**Task directions**.
Reproduce all the entries precisely.
### Excerpted data ###
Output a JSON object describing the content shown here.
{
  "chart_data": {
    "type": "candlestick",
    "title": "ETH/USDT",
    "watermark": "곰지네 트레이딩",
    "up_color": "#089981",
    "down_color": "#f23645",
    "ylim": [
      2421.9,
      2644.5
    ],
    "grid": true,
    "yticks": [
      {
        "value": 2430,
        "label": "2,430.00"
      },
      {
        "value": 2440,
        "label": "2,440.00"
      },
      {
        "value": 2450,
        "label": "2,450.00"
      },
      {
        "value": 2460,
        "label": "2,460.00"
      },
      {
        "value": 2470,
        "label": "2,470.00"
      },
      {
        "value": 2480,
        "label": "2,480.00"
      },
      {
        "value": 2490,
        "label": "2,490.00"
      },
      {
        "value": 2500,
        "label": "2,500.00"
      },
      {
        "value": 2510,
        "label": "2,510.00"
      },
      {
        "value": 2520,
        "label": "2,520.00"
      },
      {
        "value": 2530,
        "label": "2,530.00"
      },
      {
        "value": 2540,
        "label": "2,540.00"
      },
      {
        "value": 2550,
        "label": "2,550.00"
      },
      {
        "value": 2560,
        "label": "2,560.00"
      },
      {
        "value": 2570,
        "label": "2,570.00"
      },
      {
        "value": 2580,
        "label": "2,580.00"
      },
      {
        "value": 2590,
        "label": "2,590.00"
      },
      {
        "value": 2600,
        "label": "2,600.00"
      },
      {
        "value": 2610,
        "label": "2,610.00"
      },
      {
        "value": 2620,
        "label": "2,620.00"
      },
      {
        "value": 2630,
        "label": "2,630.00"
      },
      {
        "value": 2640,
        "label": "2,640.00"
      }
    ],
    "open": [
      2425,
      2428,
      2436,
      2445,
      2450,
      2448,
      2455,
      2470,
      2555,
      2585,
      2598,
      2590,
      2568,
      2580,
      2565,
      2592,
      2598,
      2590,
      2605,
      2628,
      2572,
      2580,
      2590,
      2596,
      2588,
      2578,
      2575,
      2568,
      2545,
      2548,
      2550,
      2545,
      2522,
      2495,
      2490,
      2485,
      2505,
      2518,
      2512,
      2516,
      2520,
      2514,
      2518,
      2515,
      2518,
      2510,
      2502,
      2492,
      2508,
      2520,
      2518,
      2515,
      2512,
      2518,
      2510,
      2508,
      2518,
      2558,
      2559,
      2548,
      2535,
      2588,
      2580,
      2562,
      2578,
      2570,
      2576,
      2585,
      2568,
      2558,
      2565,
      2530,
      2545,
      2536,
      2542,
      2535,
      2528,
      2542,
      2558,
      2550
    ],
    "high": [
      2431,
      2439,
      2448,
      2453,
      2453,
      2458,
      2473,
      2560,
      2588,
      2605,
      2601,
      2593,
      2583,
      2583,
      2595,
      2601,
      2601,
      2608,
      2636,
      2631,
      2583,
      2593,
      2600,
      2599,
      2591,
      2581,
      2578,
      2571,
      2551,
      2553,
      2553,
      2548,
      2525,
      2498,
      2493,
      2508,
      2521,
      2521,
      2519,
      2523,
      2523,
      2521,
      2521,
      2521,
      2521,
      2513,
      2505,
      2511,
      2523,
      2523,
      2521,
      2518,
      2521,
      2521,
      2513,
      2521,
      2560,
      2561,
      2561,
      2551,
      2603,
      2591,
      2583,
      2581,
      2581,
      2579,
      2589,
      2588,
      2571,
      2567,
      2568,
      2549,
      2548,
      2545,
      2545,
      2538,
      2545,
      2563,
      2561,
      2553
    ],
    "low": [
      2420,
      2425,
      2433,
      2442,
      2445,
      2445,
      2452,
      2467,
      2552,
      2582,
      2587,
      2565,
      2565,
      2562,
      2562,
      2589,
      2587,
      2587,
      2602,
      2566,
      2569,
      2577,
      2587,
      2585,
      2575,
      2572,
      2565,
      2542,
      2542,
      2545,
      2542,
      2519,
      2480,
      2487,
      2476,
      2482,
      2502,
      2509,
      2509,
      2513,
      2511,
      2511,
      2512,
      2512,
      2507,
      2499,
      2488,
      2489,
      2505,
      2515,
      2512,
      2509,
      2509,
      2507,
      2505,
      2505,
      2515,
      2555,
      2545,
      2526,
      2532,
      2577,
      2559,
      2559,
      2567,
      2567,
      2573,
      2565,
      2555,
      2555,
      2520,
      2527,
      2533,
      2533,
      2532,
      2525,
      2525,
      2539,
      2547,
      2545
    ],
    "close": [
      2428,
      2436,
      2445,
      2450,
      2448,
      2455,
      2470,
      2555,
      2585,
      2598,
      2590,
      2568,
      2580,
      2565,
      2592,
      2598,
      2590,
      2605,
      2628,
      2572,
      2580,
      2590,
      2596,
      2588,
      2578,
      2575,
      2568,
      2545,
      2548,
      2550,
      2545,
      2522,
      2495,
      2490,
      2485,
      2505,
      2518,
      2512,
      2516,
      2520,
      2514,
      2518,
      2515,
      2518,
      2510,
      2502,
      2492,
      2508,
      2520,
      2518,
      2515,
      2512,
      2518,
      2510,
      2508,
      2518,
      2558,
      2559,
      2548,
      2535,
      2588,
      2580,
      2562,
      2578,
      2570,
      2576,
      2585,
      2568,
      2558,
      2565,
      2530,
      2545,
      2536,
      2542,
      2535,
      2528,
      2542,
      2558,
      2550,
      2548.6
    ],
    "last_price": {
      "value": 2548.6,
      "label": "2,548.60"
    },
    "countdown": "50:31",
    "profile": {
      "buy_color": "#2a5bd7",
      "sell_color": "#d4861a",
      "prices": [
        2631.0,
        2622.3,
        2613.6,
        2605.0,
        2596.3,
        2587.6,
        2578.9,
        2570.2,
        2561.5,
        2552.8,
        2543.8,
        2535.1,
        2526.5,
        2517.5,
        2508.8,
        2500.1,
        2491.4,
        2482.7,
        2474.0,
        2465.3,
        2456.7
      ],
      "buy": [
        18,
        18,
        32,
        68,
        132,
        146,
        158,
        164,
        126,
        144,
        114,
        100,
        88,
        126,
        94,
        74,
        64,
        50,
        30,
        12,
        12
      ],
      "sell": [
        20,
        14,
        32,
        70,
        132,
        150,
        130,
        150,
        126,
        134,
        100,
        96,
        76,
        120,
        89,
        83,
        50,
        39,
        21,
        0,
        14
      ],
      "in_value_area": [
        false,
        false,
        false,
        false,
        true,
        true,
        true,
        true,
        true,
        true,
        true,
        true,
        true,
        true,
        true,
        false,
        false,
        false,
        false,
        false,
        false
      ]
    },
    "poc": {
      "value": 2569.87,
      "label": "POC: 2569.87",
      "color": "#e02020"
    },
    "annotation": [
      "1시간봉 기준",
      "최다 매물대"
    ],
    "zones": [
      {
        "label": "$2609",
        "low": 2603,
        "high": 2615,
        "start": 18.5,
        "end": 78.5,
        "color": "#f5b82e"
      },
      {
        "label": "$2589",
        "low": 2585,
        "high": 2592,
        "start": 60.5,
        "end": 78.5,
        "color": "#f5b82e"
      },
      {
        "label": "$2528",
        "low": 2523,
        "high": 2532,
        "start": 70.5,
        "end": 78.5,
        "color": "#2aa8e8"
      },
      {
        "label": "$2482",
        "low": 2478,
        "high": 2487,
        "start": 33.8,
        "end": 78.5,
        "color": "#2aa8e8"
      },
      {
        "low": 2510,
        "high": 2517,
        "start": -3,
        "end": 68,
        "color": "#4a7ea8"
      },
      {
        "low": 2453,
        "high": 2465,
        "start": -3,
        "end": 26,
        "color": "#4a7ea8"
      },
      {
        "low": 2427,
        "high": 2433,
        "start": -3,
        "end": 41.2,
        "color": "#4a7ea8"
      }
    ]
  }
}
###
**Response**.
Output a JSON object describing the content shown here.
{
  "chart_data": {
    "type": "candlestick",
    "title": "ETH/USDT",
    "watermark": "곰지네 트레이딩",
    "up_color": "#089981",
    "down_color": "#f23645",
    "ylim": [
      2421.9,
      2644.5
    ],
    "grid": true,
    "yticks": [
      {
        "value": 2430,
        "label": "2,430.00"
      },
      {
        "value": 2440,
        "label": "2,440.00"
      },
      {
        "value": 2450,
        "label": "2,450.00"
      },
      {
        "value": 2460,
        "label": "2,460.00"
      },
      {
        "value": 2470,
        "label": "2,470.00"
      },
      {
        "value": 2480,
        "label": "2,480.00"
      },
      {
        "value": 2490,
        "label": "2,490.00"
      },
      {
        "value": 2500,
        "label": "2,500.00"
      },
      {
        "value": 2510,
        "label": "2,510.00"
      },
      {
        "value": 2520,
        "label": "2,520.00"
      },
      {
        "value": 2530,
        "label": "2,530.00"
      },
      {
        "value": 2540,
        "label": "2,540.00"
      },
      {
        "value": 2550,
        "label": "2,550.00"
      },
      {
        "value": 2560,
        "label": "2,560.00"
      },
      {
        "value": 2570,
        "label": "2,570.00"
      },
      {
        "value": 2580,
        "label": "2,580.00"
      },
      {
        "value": 2590,
        "label": "2,590.00"
      },
      {
        "value": 2600,
        "label": "2,600.00"
      },
      {
        "value": 2610,
        "label": "2,610.00"
      },
      {
        "value": 2620,
        "label": "2,620.00"
      },
      {
        "value": 2630,
        "label": "2,630.00"
      },
      {
        "value": 2640,
        "label": "2,640.00"
      }
    ],
    "open": [
      2425,
      2428,
      2436,
      2445,
      2450,
      2448,
      2455,
      2470,
      2555,
      2585,
      2598,
      2590,
      2568,
      2580,
      2565,
      2592,
      2598,
      2590,
      2605,
      2628,
      2572,
      2580,
      2590,
      2596,
      2588,
      2578,
      2575,
      2568,
      2545,
      2548,
      2550,
      2545,
      2522,
      2495,
      2490,
      2485,
      2505,
      2518,
      2512,
      2516,
      2520,
      2514,
      2518,
      2515,
      2518,
      2510,
      2502,
      2492,
      2508,
      2520,
      2518,
      2515,
      2512,
      2518,
      2510,
      2508,
      2518,
      2558,
      2559,
      2548,
      2535,
      2588,
      2580,
      2562,
      2578,
      2570,
      2576,
      2585,
      2568,
      2558,
      2565,
      2530,
      2545,
      2536,
      2542,
      2535,
      2528,
      2542,
      2558,
      2550
    ],
    "high": [
      2431,
      2439,
      2448,
      2453,
      2453,
      2458,
      2473,
      2560,
      2588,
      2605,
      2601,
      2593,
      2583,
      2583,
      2595,
      2601,
      2601,
      2608,
      2636,
      2631,
      2583,
      2593,
      2600,
      2599,
      2591,
      2581,
      2578,
      2571,
      2551,
      2553,
      2553,
      2548,
      2525,
      2498,
      2493,
      2508,
      2521,
      2521,
      2519,
      2523,
      2523,
      2521,
      2521,
      2521,
      2521,
      2513,
      2505,
      2511,
      2523,
      2523,
      2521,
      2518,
      2521,
      2521,
      2513,
      2521,
      2560,
      2561,
      2561,
      2551,
      2603,
      2591,
      2583,
      2581,
      2581,
      2579,
      2589,
      2588,
      2571,
      2567,
      2568,
      2549,
      2548,
      2545,
      2545,
      2538,
      2545,
      2563,
      2561,
      2553
    ],
    "low": [
      2420,
      2425,
      2433,
      2442,
      2445,
      2445,
      2452,
      2467,
      2552,
      2582,
      2587,
      2565,
      2565,
      2562,
      2562,
      2589,
      2587,
      2587,
      2602,
      2566,
      2569,
      2577,
      2587,
      2585,
      2575,
      2572,
      2565,
      2542,
      2542,
      2545,
      2542,
      2519,
      2480,
      2487,
      2476,
      2482,
      2502,
      2509,
      2509,
      2513,
      2511,
      2511,
      2512,
      2512,
      2507,
      2499,
      2488,
      2489,
      2505,
      2515,
      2512,
      2509,
      2509,
      2507,
      2505,
      2505,
      2515,
      2555,
      2545,
      2526,
      2532,
      2577,
      2559,
      2559,
      2567,
      2567,
      2573,
      2565,
      2555,
      2555,
      2520,
      2527,
      2533,
      2533,
      2532,
      2525,
      2525,
      2539,
      2547,
      2545
    ],
    "close": [
      2428,
      2436,
      2445,
      2450,
      2448,
      2455,
      2470,
      2555,
      2585,
      2598,
      2590,
      2568,
      2580,
      2565,
      2592,
      2598,
      2590,
      2605,
      2628,
      2572,
      2580,
      2590,
      2596,
      2588,
      2578,
      2575,
      2568,
      2545,
      2548,
      2550,
      2545,
      2522,
      2495,
      2490,
      2485,
      2505,
      2518,
      2512,
      2516,
      2520,
      2514,
      2518,
      2515,
      2518,
      2510,
      2502,
      2492,
      2508,
      2520,
      2518,
      2515,
      2512,
      2518,
      2510,
      2508,
      2518,
      2558,
      2559,
      2548,
      2535,
      2588,
      2580,
      2562,
      2578,
      2570,
      2576,
      2585,
      2568,
      2558,
      2565,
      2530,
      2545,
      2536,
      2542,
      2535,
      2528,
      2542,
      2558,
      2550,
      2548.6
    ],
    "last_price": {
      "value": 2548.6,
      "label": "2,548.60"
    },
    "countdown": "50:31",
    "profile": {
      "buy_color": "#2a5bd7",
      "sell_color": "#d4861a",
      "prices": [
        2631.0,
        2622.3,
        2613.6,
        2605.0,
        2596.3,
        2587.6,
        2578.9,
        2570.2,
        2561.5,
        2552.8,
        2543.8,
        2535.1,
        2526.5,
        2517.5,
        2508.8,
        2500.1,
        2491.4,
        2482.7,
        2474.0,
        2465.3,
        2456.7
      ],
      "buy": [
        18,
        18,
        32,
        68,
        132,
        146,
        158,
        164,
        126,
        144,
        114,
        100,
        88,
        126,
        94,
        74,
        64,
        50,
        30,
        12,
        12
      ],
      "sell": [
        20,
        14,
        32,
        70,
        132,
        150,
        130,
        150,
        126,
        134,
        100,
        96,
        76,
        120,
        89,
        83,
        50,
        39,
        21,
        0,
        14
      ],
      "in_value_area": [
        false,
        false,
        false,
        false,
        true,
        true,
        true,
        true,
        true,
        true,
        true,
        true,
        true,
        true,
        true,
        false,
        false,
        false,
        false,
        false,
        false
      ]
    },
    "poc": {
      "value": 2569.87,
      "label": "POC: 2569.87",
      "color": "#e02020"
    },
    "annotation": [
      "1시간봉 기준",
      "최다 매물대"
    ],
    "zones": [
      {
        "label": "$2609",
        "low": 2603,
        "high": 2615,
        "start": 18.5,
        "end": 78.5,
        "color": "#f5b82e"
      },
      {
        "label": "$2589",
        "low": 2585,
        "high": 2592,
        "start": 60.5,
        "end": 78.5,
        "color": "#f5b82e"
      },
      {
        "label": "$2528",
        "low": 2523,
        "high": 2532,
        "start": 70.5,
        "end": 78.5,
        "color": "#2aa8e8"
      },
      {
        "label": "$2482",
        "low": 2478,
        "high": 2487,
        "start": 33.8,
        "end": 78.5,
        "color": "#2aa8e8"
      },
      {
        "low": 2510,
        "high": 2517,
        "start": -3,
        "end": 68,
        "color": "#4a7ea8"
      },
      {
        "low": 2453,
        "high": 2465,
        "start": -3,
        "end": 26,
        "color": "#4a7ea8"
      },
      {
        "low": 2427,
        "high": 2433,
        "start": -3,
        "end": 41.2,
        "color": "#4a7ea8"
      }
    ]
  }
}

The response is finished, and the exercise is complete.